Set problem: Check each line of the listing, and copy it if it contains the word "千树万树梨花开".

Recorded data
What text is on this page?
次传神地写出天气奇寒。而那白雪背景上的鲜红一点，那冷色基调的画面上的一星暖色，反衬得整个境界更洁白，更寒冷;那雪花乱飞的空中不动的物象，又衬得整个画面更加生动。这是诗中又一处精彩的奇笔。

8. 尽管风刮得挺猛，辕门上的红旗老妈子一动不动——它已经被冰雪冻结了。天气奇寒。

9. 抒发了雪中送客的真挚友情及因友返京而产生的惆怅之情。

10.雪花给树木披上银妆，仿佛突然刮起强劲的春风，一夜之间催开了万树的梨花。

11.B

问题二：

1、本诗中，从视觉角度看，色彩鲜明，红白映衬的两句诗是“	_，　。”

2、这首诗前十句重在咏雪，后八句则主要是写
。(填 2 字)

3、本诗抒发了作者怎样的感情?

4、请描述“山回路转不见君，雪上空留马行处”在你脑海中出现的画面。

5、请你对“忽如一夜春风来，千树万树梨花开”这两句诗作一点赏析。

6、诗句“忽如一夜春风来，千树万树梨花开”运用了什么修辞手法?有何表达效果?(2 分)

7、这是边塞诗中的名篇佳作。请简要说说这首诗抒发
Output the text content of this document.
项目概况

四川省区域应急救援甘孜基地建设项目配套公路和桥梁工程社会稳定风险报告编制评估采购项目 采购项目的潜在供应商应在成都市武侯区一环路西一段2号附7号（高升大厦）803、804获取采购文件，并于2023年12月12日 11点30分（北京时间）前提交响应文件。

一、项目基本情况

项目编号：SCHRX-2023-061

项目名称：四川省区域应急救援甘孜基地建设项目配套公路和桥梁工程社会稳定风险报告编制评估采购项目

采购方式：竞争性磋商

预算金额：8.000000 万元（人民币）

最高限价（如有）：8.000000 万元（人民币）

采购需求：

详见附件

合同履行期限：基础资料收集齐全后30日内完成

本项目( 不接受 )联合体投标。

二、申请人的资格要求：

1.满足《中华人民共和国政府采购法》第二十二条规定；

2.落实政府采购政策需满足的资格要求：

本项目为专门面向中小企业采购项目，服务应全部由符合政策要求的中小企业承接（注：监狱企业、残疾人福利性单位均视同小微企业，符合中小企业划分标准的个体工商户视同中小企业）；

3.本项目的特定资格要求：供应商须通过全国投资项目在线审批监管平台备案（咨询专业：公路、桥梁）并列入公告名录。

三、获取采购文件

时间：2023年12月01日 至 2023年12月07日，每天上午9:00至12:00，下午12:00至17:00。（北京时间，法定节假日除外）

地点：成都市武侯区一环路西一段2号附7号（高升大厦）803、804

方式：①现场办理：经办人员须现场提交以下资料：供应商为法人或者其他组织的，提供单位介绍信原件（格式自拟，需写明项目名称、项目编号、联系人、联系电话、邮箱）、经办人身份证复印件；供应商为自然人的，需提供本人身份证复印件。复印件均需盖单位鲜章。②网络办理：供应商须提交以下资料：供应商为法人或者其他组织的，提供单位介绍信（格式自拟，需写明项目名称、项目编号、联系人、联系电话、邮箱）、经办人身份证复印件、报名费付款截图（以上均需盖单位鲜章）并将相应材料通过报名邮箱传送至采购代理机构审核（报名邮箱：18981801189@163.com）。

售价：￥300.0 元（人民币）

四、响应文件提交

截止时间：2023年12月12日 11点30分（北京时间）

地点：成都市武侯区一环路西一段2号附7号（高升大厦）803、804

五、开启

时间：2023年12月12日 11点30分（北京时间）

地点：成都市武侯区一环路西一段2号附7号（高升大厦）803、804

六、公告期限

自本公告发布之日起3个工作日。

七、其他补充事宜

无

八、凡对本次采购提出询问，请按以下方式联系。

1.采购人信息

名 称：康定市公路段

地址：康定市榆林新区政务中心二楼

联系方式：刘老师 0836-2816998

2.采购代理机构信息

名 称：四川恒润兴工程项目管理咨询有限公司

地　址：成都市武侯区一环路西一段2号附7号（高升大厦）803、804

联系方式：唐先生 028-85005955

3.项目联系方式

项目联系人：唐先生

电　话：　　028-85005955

Task response:
5、请你对“忽如一夜春风来，千树万树梨花开”这两句诗作一点赏析。
6、诗句“忽如一夜春风来，千树万树梨花开”运用了什么修辞手法?有何表达效果?(2 分)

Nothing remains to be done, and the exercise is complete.